**Extracted material**

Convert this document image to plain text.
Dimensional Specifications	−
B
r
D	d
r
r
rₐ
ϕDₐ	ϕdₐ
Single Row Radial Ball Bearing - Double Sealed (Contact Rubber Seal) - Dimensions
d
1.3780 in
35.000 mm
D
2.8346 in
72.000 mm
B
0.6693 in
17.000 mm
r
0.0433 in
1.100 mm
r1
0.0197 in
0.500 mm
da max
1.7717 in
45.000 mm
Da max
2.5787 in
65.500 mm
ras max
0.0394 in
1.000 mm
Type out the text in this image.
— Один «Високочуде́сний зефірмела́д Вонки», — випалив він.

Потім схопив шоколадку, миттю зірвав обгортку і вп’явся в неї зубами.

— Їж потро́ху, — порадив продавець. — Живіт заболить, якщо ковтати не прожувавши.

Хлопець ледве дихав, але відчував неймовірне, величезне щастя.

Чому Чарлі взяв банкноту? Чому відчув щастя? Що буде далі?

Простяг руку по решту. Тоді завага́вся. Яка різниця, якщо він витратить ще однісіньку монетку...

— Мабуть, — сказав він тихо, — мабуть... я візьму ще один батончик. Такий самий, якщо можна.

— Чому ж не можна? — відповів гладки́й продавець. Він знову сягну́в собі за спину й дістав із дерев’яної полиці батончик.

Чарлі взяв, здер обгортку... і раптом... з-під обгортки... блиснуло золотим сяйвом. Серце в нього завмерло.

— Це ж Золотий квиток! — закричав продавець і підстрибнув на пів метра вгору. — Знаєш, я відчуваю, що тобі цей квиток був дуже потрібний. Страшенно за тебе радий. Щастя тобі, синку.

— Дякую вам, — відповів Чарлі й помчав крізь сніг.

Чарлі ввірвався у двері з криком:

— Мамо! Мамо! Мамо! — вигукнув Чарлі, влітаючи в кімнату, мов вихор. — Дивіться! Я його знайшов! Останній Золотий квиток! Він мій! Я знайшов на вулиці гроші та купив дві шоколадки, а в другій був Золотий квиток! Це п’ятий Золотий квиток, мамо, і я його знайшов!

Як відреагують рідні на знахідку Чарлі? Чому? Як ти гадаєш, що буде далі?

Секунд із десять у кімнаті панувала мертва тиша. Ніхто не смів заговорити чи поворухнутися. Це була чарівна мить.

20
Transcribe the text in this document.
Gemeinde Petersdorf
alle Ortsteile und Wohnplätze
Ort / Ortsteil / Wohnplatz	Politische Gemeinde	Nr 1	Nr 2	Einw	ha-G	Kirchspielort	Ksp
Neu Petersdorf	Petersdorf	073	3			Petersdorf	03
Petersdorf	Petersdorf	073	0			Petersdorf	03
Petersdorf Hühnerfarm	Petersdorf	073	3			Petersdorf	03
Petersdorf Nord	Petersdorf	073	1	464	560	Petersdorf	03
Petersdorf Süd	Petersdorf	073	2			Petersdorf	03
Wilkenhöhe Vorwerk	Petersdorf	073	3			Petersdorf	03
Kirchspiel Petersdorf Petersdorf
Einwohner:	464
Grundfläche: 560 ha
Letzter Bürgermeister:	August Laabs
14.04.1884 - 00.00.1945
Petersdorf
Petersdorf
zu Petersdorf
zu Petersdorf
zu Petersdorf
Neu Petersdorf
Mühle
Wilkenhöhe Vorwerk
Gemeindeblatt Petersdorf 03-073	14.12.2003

**Exercise goal**
From the entries above, extract every line where the word "Чарлі" appears.

**Task output**
Чому Чарлі взяв банкноту? Чому відчув щастя? Що буде далі?
Чарлі взяв, здер обгортку... і раптом... з-під обгортки... блиснуло золотим сяйвом. Серце в нього завмерло.
— Дякую вам, — відповів Чарлі й помчав крізь сніг.
Чарлі ввірвався у двері з криком:
— Мамо! Мамо! Мамо! — вигукнув Чарлі, влітаючи в кімнату, мов вихор. — Дивіться! Я його знайшов! Останній Золотий квиток! Він мій! Я знайшов на вулиці гроші та купив дві шоколадки, а в другій був Золотий квиток! Це п’ятий Золотий квиток, мамо, і я його знайшов!
Як відреагують рідні на знахідку Чарлі? Чому? Як ти гадаєш, що буде далі?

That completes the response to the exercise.